TASK OBJECTIVE
Without the pictures, output the records below word for word.

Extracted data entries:
+++
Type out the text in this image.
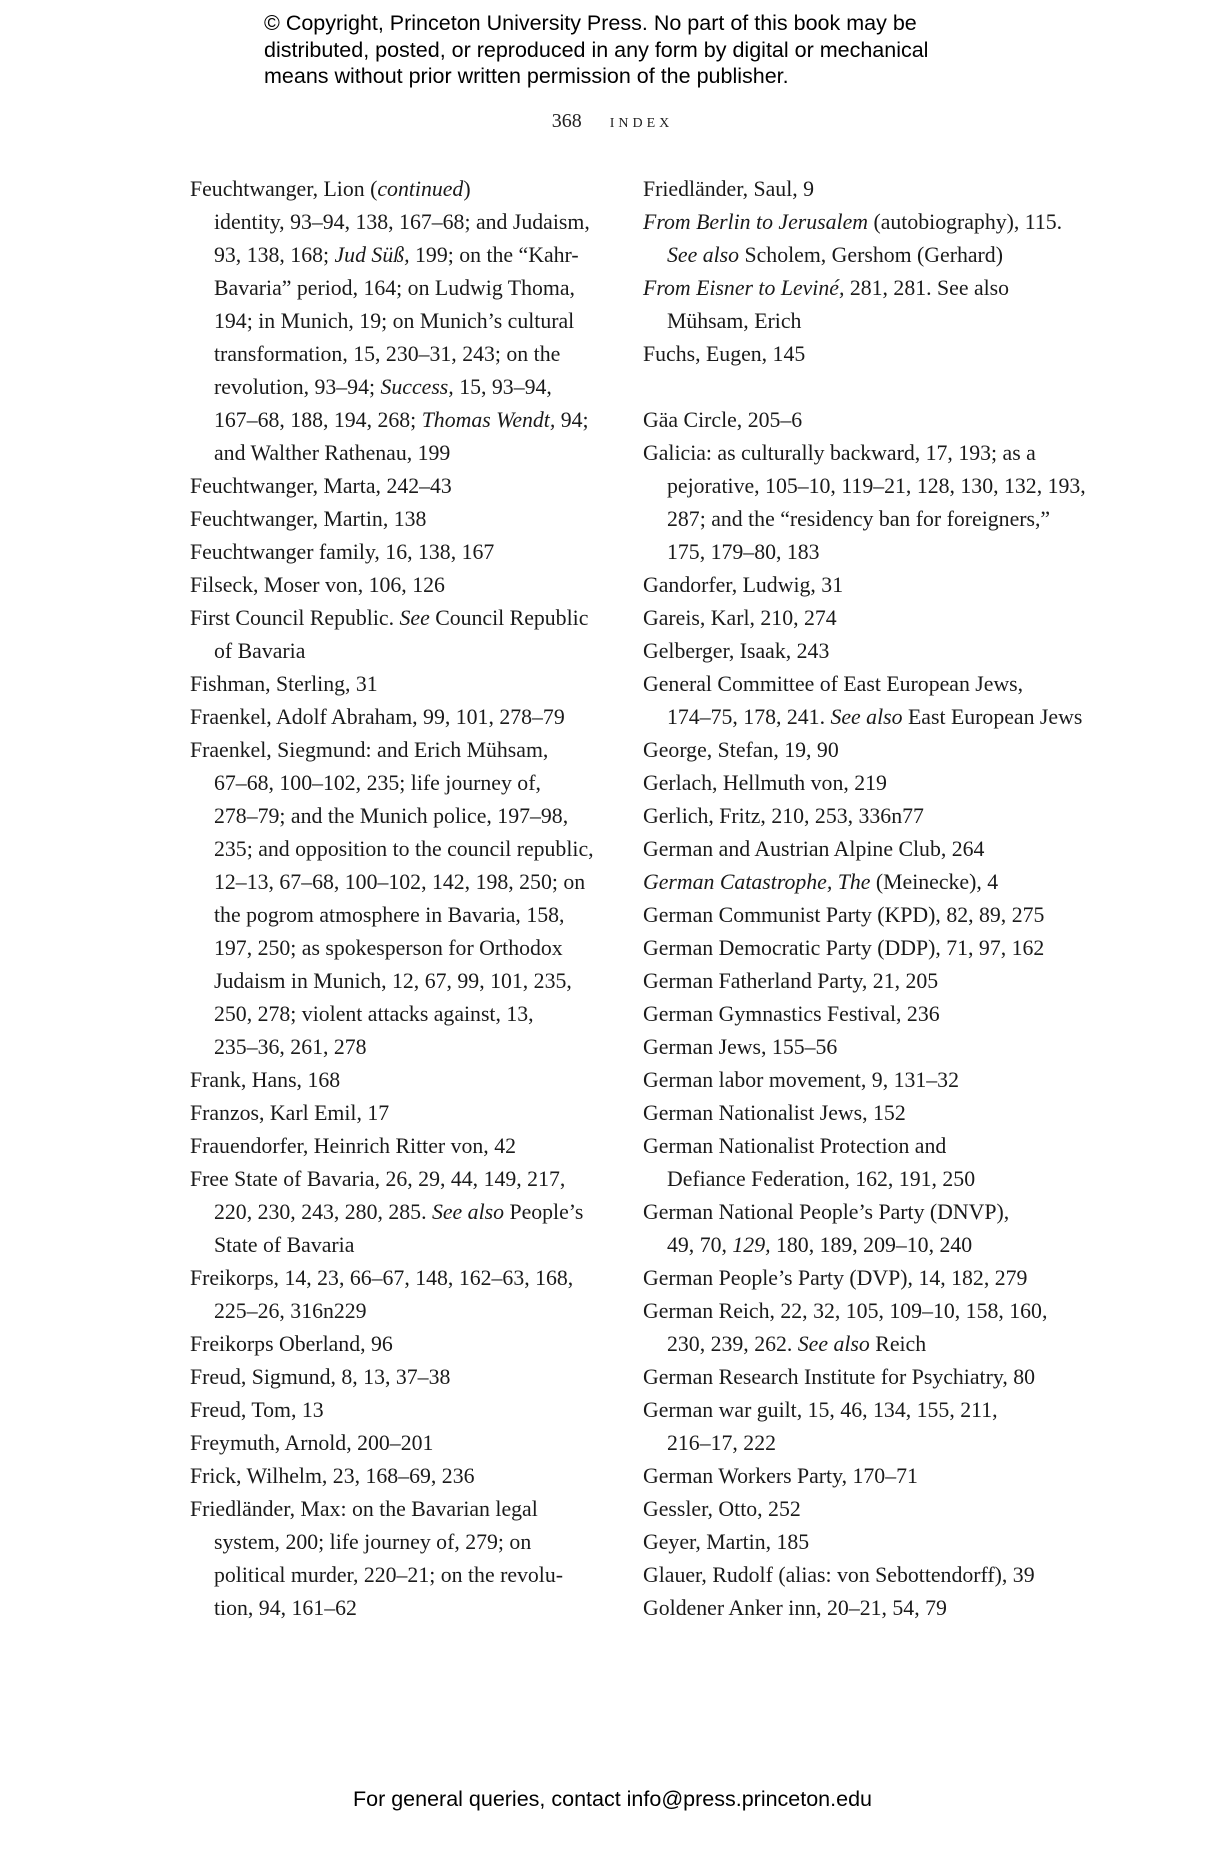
© Copyright, Princeton University Press. No part of this book may be
distributed, posted, or reproduced in any form by digital or mechanical
means without prior written permission of the publisher.
368 index
Feuchtwanger, Lion (continued)
identity, 93–94, 138, 167–68; and Judaism,
93, 138, 168; Jud Süß, 199; on the “Kahr-
Bavaria” period, 164; on Ludwig Thoma,
194; in Munich, 19; on Munich’s cultural
transformation, 15, 230–31, 243; on the
revolution, 93–94; Success, 15, 93–94,
167–68, 188, 194, 268; Thomas Wendt, 94;
and Walther Rathenau, 199
Feuchtwanger, Marta, 242–43
Feuchtwanger, Martin, 138
Feuchtwanger family, 16, 138, 167
Filseck, Moser von, 106, 126
First Council Republic. See Council Republic
of Bavaria
Fishman, Sterling, 31
Fraenkel, Adolf Abraham, 99, 101, 278–79
Fraenkel, Siegmund: and Erich Mühsam,
67–68, 100–102, 235; life journey of,
278–79; and the Munich police, 197–98,
235; and opposition to the council republic,
12–13, 67–68, 100–102, 142, 198, 250; on
the pogrom atmosphere in Bavaria, 158,
197, 250; as spokesperson for Orthodox
Judaism in Munich, 12, 67, 99, 101, 235,
250, 278; violent attacks against, 13,
235–36, 261, 278
Frank, Hans, 168
Franzos, Karl Emil, 17
Frauendorfer, Heinrich Ritter von, 42
Free State of Bavaria, 26, 29, 44, 149, 217,
220, 230, 243, 280, 285. See also People’s
State of Bavaria
Freikorps, 14, 23, 66–67, 148, 162–63, 168,
225–26, 316n229
Freikorps Oberland, 96
Freud, Sigmund, 8, 13, 37–38
Freud, Tom, 13
Freymuth, Arnold, 200–201
Frick, Wilhelm, 23, 168–69, 236
Friedländer, Max: on the Bavarian legal
system, 200; life journey of, 279; on
political murder, 220–21; on the revolu-
tion, 94, 161–62
Friedländer, Saul, 9
From Berlin to Jerusalem (autobiography), 115.
See also Scholem, Gershom (Gerhard)
From Eisner to Leviné, 281, 281. See also
Mühsam, Erich
Fuchs, Eugen, 145
Gäa Circle, 205–6
Galicia: as culturally backward, 17, 193; as a
pejorative, 105–10, 119–21, 128, 130, 132, 193,
287; and the “residency ban for foreigners,”
175, 179–80, 183
Gandorfer, Ludwig, 31
Gareis, Karl, 210, 274
Gelberger, Isaak, 243
General Committee of East European Jews,
174–75, 178, 241. See also East European Jews
George, Stefan, 19, 90
Gerlach, Hellmuth von, 219
Gerlich, Fritz, 210, 253, 336n77
German and Austrian Alpine Club, 264
German Catastrophe, The (Meinecke), 4
German Communist Party (KPD), 82, 89, 275
German Democratic Party (DDP), 71, 97, 162
German Fatherland Party, 21, 205
German Gymnastics Festival, 236
German Jews, 155–56
German labor movement, 9, 131–32
German Nationalist Jews, 152
German Nationalist Protection and
Defiance Federation, 162, 191, 250
German National People’s Party (DNVP),
49, 70, 129, 180, 189, 209–10, 240
German People’s Party (DVP), 14, 182, 279
German Reich, 22, 32, 105, 109–10, 158, 160,
230, 239, 262. See also Reich
German Research Institute for Psychiatry, 80
German war guilt, 15, 46, 134, 155, 211,
216–17, 222
German Workers Party, 170–71
Gessler, Otto, 252
Geyer, Martin, 185
Glauer, Rudolf (alias: von Sebottendorff), 39
Goldener Anker inn, 20–21, 54, 79
For general queries, contact info@press.princeton.edu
+++
WRITTEN RESPONSE
Type out the text in this image.
© Copyright, Princeton University Press. No part of this book may be
distributed, posted, or reproduced in any form by digital or mechanical
means without prior written permission of the publisher.
368 index
Feuchtwanger, Lion (continued)
identity, 93–94, 138, 167–68; and Judaism,
93, 138, 168; Jud Süß, 199; on the “Kahr-
Bavaria” period, 164; on Ludwig Thoma,
194; in Munich, 19; on Munich’s cultural
transformation, 15, 230–31, 243; on the
revolution, 93–94; Success, 15, 93–94,
167–68, 188, 194, 268; Thomas Wendt, 94;
and Walther Rathenau, 199
Feuchtwanger, Marta, 242–43
Feuchtwanger, Martin, 138
Feuchtwanger family, 16, 138, 167
Filseck, Moser von, 106, 126
First Council Republic. See Council Republic
of Bavaria
Fishman, Sterling, 31
Fraenkel, Adolf Abraham, 99, 101, 278–79
Fraenkel, Siegmund: and Erich Mühsam,
67–68, 100–102, 235; life journey of,
278–79; and the Munich police, 197–98,
235; and opposition to the council republic,
12–13, 67–68, 100–102, 142, 198, 250; on
the pogrom atmosphere in Bavaria, 158,
197, 250; as spokesperson for Orthodox
Judaism in Munich, 12, 67, 99, 101, 235,
250, 278; violent attacks against, 13,
235–36, 261, 278
Frank, Hans, 168
Franzos, Karl Emil, 17
Frauendorfer, Heinrich Ritter von, 42
Free State of Bavaria, 26, 29, 44, 149, 217,
220, 230, 243, 280, 285. See also People’s
State of Bavaria
Freikorps, 14, 23, 66–67, 148, 162–63, 168,
225–26, 316n229
Freikorps Oberland, 96
Freud, Sigmund, 8, 13, 37–38
Freud, Tom, 13
Freymuth, Arnold, 200–201
Frick, Wilhelm, 23, 168–69, 236
Friedländer, Max: on the Bavarian legal
system, 200; life journey of, 279; on
political murder, 220–21; on the revolu-
tion, 94, 161–62
Friedländer, Saul, 9
From Berlin to Jerusalem (autobiography), 115.
See also Scholem, Gershom (Gerhard)
From Eisner to Leviné, 281, 281. See also
Mühsam, Erich
Fuchs, Eugen, 145
Gäa Circle, 205–6
Galicia: as culturally backward, 17, 193; as a
pejorative, 105–10, 119–21, 128, 130, 132, 193,
287; and the “residency ban for foreigners,”
175, 179–80, 183
Gandorfer, Ludwig, 31
Gareis, Karl, 210, 274
Gelberger, Isaak, 243
General Committee of East European Jews,
174–75, 178, 241. See also East European Jews
George, Stefan, 19, 90
Gerlach, Hellmuth von, 219
Gerlich, Fritz, 210, 253, 336n77
German and Austrian Alpine Club, 264
German Catastrophe, The (Meinecke), 4
German Communist Party (KPD), 82, 89, 275
German Democratic Party (DDP), 71, 97, 162
German Fatherland Party, 21, 205
German Gymnastics Festival, 236
German Jews, 155–56
German labor movement, 9, 131–32
German Nationalist Jews, 152
German Nationalist Protection and
Defiance Federation, 162, 191, 250
German National People’s Party (DNVP),
49, 70, 129, 180, 189, 209–10, 240
German People’s Party (DVP), 14, 182, 279
German Reich, 22, 32, 105, 109–10, 158, 160,
230, 239, 262. See also Reich
German Research Institute for Psychiatry, 80
German war guilt, 15, 46, 134, 155, 211,
216–17, 222
German Workers Party, 170–71
Gessler, Otto, 252
Geyer, Martin, 185
Glauer, Rudolf (alias: von Sebottendorff), 39
Goldener Anker inn, 20–21, 54, 79
For general queries, contact info@press.princeton.edu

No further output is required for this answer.